▶ **EXERCISE REQUIREMENTS**:
Leave out the pictures and copy everything else in the entries exactly.

▶ **DATASET**:
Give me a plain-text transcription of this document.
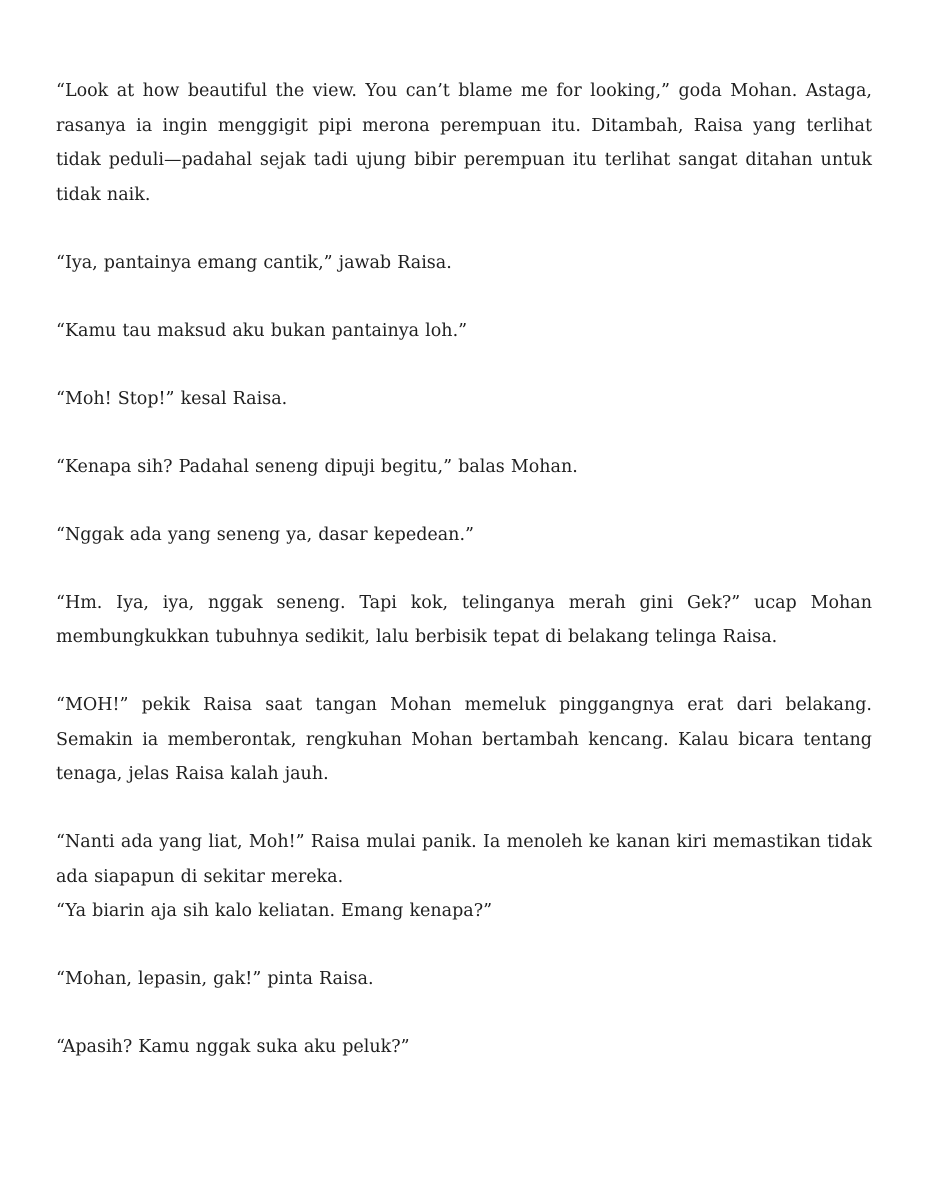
“Look at how beautiful the view. You can’t blame me for looking,” goda Mohan. Astaga, rasanya ia ingin menggigit pipi merona perempuan itu. Ditambah, Raisa yang terlihat tidak peduli—padahal sejak tadi ujung bibir perempuan itu terlihat sangat ditahan untuk tidak naik.

“Iya, pantainya emang cantik,” jawab Raisa.

“Kamu tau maksud aku bukan pantainya loh.”

“Moh! Stop!” kesal Raisa.

“Kenapa sih? Padahal seneng dipuji begitu,” balas Mohan.

“Nggak ada yang seneng ya, dasar kepedean.”

“Hm. Iya, iya, nggak seneng. Tapi kok, telinganya merah gini Gek?” ucap Mohan membungkukkan tubuhnya sedikit, lalu berbisik tepat di belakang telinga Raisa.

“MOH!” pekik Raisa saat tangan Mohan memeluk pinggangnya erat dari belakang. Semakin ia memberontak, rengkuhan Mohan bertambah kencang. Kalau bicara tentang tenaga, jelas Raisa kalah jauh.

“Nanti ada yang liat, Moh!” Raisa mulai panik. Ia menoleh ke kanan kiri memastikan tidak ada siapapun di sekitar mereka.

“Ya biarin aja sih kalo keliatan. Emang kenapa?”

“Mohan, lepasin, gak!” pinta Raisa.

“Apasih? Kamu nggak suka aku peluk?”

▶ **FINISHED TASK**:
Give me a plain-text transcription of this document.
“Look at how beautiful the view. You can’t blame me for looking,” goda Mohan. Astaga, rasanya ia ingin menggigit pipi merona perempuan itu. Ditambah, Raisa yang terlihat tidak peduli—padahal sejak tadi ujung bibir perempuan itu terlihat sangat ditahan untuk tidak naik.

“Iya, pantainya emang cantik,” jawab Raisa.

“Kamu tau maksud aku bukan pantainya loh.”

“Moh! Stop!” kesal Raisa.

“Kenapa sih? Padahal seneng dipuji begitu,” balas Mohan.

“Nggak ada yang seneng ya, dasar kepedean.”

“Hm. Iya, iya, nggak seneng. Tapi kok, telinganya merah gini Gek?” ucap Mohan membungkukkan tubuhnya sedikit, lalu berbisik tepat di belakang telinga Raisa.

“MOH!” pekik Raisa saat tangan Mohan memeluk pinggangnya erat dari belakang. Semakin ia memberontak, rengkuhan Mohan bertambah kencang. Kalau bicara tentang tenaga, jelas Raisa kalah jauh.

“Nanti ada yang liat, Moh!” Raisa mulai panik. Ia menoleh ke kanan kiri memastikan tidak ada siapapun di sekitar mereka.

“Ya biarin aja sih kalo keliatan. Emang kenapa?”

“Mohan, lepasin, gak!” pinta Raisa.

“Apasih? Kamu nggak suka aku peluk?”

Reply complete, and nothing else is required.